Gather all lines in the entries that include the word "Obbligazionario".

▶ Data rows
──────────
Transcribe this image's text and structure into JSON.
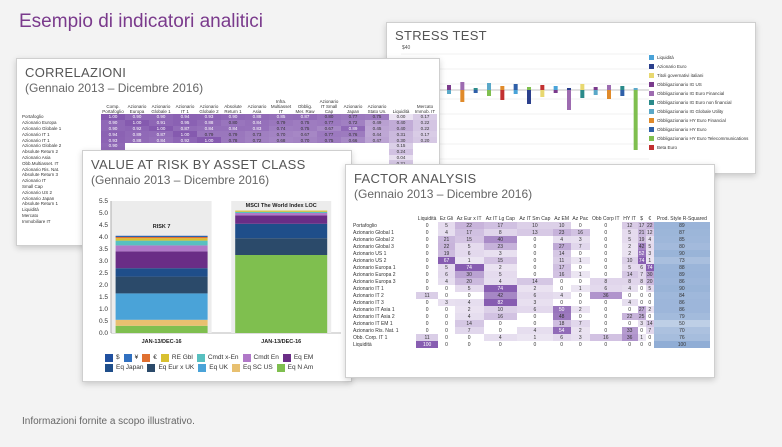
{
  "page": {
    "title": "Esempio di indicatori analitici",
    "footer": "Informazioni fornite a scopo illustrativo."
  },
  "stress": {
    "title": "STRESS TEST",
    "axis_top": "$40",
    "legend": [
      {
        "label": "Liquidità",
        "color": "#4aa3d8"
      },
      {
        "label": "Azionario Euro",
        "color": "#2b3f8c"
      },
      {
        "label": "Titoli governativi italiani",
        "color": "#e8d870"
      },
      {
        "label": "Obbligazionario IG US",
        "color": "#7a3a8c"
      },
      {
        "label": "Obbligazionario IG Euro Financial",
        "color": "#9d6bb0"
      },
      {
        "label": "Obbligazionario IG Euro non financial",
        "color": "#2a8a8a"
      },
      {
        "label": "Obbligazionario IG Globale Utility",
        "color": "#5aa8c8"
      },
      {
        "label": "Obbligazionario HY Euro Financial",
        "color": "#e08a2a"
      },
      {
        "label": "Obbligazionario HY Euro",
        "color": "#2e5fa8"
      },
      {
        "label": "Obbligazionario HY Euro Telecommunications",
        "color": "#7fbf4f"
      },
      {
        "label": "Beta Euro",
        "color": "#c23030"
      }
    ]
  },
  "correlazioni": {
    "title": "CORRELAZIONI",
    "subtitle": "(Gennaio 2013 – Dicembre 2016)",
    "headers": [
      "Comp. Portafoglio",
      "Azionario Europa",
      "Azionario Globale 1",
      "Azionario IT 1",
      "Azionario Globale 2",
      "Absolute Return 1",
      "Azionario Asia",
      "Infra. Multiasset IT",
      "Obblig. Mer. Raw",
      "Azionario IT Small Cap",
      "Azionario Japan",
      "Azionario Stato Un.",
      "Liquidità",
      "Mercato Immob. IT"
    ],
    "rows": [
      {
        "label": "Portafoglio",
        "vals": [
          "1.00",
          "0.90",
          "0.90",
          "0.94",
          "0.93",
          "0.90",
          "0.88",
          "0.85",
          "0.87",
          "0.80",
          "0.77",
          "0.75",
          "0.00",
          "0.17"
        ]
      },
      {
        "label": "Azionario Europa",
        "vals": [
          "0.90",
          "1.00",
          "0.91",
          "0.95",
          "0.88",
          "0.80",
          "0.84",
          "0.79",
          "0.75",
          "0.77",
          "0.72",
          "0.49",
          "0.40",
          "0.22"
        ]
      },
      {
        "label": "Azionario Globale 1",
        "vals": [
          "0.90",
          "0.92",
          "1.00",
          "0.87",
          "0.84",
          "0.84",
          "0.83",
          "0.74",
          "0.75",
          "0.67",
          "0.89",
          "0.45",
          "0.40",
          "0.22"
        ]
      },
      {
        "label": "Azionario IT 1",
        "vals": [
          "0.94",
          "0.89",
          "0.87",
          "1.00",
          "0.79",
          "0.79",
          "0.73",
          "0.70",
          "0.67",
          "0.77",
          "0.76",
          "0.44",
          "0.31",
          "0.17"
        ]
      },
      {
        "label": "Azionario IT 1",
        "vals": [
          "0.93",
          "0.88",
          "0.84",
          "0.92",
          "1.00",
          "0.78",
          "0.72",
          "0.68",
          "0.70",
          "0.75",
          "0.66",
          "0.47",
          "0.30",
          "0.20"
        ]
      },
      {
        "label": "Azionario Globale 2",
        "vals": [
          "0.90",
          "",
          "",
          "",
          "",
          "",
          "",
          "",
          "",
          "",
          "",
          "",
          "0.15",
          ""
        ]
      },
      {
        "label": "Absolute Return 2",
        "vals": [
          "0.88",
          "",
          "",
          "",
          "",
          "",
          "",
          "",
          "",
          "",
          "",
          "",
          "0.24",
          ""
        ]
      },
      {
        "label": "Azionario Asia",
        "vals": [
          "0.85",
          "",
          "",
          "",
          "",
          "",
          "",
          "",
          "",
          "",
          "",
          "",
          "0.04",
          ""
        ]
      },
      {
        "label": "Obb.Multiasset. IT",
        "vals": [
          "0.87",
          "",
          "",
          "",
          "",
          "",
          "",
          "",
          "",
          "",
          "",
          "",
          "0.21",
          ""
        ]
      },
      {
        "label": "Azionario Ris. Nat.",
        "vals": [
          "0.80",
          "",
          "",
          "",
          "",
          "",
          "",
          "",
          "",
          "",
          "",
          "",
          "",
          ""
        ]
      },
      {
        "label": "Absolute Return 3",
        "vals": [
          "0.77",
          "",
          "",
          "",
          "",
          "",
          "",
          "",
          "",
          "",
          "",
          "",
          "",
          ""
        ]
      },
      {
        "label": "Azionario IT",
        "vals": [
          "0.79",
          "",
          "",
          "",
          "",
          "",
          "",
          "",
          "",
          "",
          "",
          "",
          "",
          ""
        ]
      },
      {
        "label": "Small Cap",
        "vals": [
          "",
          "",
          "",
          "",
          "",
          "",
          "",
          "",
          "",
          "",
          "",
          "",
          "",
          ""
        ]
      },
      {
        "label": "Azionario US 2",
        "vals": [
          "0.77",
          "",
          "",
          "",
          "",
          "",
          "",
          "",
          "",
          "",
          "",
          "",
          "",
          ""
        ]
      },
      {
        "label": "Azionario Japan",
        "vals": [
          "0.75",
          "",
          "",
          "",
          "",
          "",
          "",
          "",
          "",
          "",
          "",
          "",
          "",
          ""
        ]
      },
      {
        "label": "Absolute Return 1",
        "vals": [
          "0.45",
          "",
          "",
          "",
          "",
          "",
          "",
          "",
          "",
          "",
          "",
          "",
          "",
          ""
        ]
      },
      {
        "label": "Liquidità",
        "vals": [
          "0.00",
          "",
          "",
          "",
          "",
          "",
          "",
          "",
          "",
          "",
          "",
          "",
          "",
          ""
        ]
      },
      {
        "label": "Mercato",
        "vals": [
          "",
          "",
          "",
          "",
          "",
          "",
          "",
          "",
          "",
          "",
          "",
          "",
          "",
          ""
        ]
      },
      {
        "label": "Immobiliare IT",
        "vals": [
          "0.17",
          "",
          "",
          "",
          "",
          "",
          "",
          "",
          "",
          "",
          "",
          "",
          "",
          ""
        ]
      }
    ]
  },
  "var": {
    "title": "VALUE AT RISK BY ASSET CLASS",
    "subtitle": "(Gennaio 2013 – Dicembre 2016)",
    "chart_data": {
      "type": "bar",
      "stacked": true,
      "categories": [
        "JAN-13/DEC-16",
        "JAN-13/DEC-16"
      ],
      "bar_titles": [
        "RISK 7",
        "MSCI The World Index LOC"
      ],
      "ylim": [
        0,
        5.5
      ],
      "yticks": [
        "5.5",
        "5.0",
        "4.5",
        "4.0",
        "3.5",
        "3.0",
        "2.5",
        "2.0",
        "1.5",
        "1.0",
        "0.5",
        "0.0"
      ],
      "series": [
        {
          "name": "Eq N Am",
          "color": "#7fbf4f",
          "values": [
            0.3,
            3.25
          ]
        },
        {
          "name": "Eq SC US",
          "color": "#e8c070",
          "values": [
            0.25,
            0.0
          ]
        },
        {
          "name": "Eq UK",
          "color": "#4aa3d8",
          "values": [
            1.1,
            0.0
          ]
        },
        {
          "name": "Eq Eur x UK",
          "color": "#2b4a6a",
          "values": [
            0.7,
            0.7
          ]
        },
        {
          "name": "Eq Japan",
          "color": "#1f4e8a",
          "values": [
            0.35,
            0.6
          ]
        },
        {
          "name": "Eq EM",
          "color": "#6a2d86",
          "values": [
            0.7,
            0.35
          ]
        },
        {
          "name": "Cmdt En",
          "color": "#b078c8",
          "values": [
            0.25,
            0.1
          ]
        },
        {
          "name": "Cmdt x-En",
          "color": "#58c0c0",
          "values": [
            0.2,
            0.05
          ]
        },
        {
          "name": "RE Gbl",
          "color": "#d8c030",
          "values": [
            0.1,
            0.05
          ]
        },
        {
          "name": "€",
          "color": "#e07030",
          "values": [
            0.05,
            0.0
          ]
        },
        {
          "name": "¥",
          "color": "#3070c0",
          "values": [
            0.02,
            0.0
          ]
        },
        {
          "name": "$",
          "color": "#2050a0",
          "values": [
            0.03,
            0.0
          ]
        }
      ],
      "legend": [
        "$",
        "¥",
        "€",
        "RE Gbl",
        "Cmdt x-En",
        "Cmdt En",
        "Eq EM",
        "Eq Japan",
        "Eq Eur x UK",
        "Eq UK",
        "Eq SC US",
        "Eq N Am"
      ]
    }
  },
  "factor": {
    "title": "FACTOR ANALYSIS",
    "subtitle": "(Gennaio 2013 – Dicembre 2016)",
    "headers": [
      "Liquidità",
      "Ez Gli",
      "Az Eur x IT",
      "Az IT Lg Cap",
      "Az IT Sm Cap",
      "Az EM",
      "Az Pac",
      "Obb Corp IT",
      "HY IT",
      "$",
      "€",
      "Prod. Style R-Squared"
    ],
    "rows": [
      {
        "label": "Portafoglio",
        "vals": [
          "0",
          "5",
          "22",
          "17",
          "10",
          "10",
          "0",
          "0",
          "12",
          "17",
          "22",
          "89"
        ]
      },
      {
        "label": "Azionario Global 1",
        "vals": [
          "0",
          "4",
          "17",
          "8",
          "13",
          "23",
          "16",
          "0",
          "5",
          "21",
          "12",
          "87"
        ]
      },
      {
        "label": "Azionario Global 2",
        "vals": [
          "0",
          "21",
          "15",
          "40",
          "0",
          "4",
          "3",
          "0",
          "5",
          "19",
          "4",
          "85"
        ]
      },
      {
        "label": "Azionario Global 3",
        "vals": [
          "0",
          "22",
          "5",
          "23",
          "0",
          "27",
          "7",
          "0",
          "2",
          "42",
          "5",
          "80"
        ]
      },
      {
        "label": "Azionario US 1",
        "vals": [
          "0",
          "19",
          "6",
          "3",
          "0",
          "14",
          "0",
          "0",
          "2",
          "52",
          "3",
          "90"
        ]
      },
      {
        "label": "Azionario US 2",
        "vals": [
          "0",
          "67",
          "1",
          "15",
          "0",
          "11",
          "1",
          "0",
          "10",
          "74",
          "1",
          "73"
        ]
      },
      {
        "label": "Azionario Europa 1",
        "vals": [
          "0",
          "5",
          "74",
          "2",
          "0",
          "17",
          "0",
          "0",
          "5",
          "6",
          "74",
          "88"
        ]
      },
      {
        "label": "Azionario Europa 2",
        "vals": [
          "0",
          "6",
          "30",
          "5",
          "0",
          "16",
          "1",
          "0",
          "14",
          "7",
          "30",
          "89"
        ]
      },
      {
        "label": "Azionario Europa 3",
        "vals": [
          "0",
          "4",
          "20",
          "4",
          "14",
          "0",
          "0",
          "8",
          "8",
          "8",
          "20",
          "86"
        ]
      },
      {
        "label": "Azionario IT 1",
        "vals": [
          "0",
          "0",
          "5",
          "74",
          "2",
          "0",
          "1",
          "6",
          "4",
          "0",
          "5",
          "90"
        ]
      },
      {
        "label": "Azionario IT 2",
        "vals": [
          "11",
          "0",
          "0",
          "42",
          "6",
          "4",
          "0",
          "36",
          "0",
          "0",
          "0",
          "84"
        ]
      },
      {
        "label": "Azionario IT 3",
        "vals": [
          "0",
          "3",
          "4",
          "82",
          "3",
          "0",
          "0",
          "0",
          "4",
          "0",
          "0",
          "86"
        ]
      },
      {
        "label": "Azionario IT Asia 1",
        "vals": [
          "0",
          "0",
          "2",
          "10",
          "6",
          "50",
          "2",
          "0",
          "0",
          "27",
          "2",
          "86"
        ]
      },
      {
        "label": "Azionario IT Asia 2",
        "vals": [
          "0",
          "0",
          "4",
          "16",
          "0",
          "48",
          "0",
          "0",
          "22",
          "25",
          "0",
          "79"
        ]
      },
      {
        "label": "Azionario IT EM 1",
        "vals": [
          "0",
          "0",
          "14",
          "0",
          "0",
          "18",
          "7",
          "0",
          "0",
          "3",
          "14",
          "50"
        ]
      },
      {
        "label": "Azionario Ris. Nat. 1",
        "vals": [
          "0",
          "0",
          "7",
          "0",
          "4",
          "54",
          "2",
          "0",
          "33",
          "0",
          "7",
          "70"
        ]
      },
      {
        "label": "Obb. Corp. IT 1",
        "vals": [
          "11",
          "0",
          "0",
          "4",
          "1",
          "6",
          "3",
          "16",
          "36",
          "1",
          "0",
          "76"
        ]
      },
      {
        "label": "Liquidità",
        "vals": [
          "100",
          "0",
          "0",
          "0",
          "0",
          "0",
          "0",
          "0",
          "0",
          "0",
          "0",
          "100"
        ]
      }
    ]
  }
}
──────────
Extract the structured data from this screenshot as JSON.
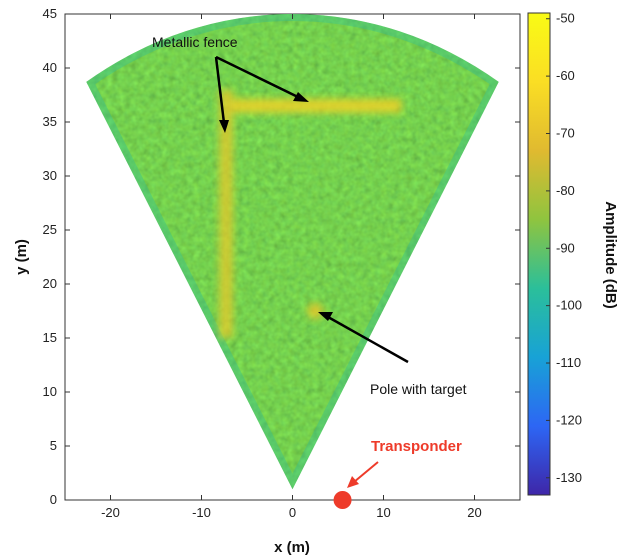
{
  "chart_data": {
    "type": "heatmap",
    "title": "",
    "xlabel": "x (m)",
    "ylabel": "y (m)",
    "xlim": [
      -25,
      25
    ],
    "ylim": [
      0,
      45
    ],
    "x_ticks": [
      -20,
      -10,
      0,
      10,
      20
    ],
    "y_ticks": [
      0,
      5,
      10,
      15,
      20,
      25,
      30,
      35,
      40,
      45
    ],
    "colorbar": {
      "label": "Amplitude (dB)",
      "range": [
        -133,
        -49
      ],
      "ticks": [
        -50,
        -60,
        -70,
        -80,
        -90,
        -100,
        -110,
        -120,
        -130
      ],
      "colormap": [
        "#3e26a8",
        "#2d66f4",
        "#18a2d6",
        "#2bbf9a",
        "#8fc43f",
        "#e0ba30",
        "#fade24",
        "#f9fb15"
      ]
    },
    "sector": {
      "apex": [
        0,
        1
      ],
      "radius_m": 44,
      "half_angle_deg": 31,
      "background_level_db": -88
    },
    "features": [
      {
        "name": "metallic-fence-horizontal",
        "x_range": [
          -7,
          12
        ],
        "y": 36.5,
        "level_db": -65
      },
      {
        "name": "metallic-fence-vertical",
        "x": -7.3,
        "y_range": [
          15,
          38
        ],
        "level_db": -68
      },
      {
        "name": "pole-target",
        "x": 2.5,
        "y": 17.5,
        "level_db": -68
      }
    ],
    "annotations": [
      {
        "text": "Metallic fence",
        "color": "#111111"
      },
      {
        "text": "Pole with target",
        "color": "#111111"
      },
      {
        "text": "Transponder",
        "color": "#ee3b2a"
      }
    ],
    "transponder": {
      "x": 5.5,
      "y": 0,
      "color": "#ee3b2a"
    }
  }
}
──────────
▶ Written solution
        "label": "Obbligazionario IG US",
        "label": "Obbligazionario IG Euro Financial",
        "label": "Obbligazionario IG Euro non financial",
        "label": "Obbligazionario IG Globale Utility",
        "label": "Obbligazionario HY Euro Financial",
        "label": "Obbligazionario HY Euro",
        "label": "Obbligazionario HY Euro Telecommunications",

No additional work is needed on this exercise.